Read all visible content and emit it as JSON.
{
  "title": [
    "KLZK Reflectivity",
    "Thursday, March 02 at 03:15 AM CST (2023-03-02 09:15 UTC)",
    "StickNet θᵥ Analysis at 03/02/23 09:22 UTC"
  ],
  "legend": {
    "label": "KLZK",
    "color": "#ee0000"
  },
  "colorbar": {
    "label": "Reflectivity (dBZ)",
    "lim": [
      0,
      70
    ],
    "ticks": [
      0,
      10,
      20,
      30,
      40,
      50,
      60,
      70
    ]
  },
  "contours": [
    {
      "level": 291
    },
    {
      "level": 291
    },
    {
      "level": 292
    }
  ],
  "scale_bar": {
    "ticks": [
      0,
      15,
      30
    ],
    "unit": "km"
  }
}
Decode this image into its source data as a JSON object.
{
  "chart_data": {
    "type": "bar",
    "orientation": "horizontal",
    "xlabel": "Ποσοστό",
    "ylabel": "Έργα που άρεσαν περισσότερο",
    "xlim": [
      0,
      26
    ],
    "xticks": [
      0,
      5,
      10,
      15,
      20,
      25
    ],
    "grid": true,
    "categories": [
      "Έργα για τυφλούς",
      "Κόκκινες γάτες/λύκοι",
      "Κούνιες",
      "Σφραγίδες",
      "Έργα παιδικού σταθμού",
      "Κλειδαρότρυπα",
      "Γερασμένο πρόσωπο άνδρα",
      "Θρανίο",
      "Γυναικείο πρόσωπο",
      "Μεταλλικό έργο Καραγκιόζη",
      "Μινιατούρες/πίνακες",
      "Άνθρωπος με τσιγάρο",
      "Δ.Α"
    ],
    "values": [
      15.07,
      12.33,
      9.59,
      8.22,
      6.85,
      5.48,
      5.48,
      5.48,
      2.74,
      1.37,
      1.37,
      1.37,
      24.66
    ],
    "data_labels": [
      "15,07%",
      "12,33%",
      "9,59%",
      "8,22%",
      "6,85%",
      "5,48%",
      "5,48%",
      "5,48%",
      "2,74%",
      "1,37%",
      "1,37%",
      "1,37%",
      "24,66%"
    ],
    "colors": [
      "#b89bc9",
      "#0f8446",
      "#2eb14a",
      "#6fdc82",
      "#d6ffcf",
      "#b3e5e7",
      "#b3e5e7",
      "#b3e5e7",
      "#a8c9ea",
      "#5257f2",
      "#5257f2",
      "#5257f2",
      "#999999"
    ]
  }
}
--------------------------------
Task brief: Set down the material above again, word for word.

Complete response:
Read all visible content and emit it as JSON.
{
  "title": [
    "KLZK Reflectivity",
    "Thursday, March 02 at 03:15 AM CST (2023-03-02 09:15 UTC)",
    "StickNet θᵥ Analysis at 03/02/23 09:22 UTC"
  ],
  "legend": {
    "label": "KLZK",
    "color": "#ee0000"
  },
  "colorbar": {
    "label": "Reflectivity (dBZ)",
    "lim": [
      0,
      70
    ],
    "ticks": [
      0,
      10,
      20,
      30,
      40,
      50,
      60,
      70
    ]
  },
  "contours": [
    {
      "level": 291
    },
    {
      "level": 291
    },
    {
      "level": 292
    }
  ],
  "scale_bar": {
    "ticks": [
      0,
      15,
      30
    ],
    "unit": "km"
  }
}
Decode this image into its source data as a JSON object.
{
  "chart_data": {
    "type": "bar",
    "orientation": "horizontal",
    "xlabel": "Ποσοστό",
    "ylabel": "Έργα που άρεσαν περισσότερο",
    "xlim": [
      0,
      26
    ],
    "xticks": [
      0,
      5,
      10,
      15,
      20,
      25
    ],
    "grid": true,
    "categories": [
      "Έργα για τυφλούς",
      "Κόκκινες γάτες/λύκοι",
      "Κούνιες",
      "Σφραγίδες",
      "Έργα παιδικού σταθμού",
      "Κλειδαρότρυπα",
      "Γερασμένο πρόσωπο άνδρα",
      "Θρανίο",
      "Γυναικείο πρόσωπο",
      "Μεταλλικό έργο Καραγκιόζη",
      "Μινιατούρες/πίνακες",
      "Άνθρωπος με τσιγάρο",
      "Δ.Α"
    ],
    "values": [
      15.07,
      12.33,
      9.59,
      8.22,
      6.85,
      5.48,
      5.48,
      5.48,
      2.74,
      1.37,
      1.37,
      1.37,
      24.66
    ],
    "data_labels": [
      "15,07%",
      "12,33%",
      "9,59%",
      "8,22%",
      "6,85%",
      "5,48%",
      "5,48%",
      "5,48%",
      "2,74%",
      "1,37%",
      "1,37%",
      "1,37%",
      "24,66%"
    ],
    "colors": [
      "#b89bc9",
      "#0f8446",
      "#2eb14a",
      "#6fdc82",
      "#d6ffcf",
      "#b3e5e7",
      "#b3e5e7",
      "#b3e5e7",
      "#a8c9ea",
      "#5257f2",
      "#5257f2",
      "#5257f2",
      "#999999"
    ]
  }
}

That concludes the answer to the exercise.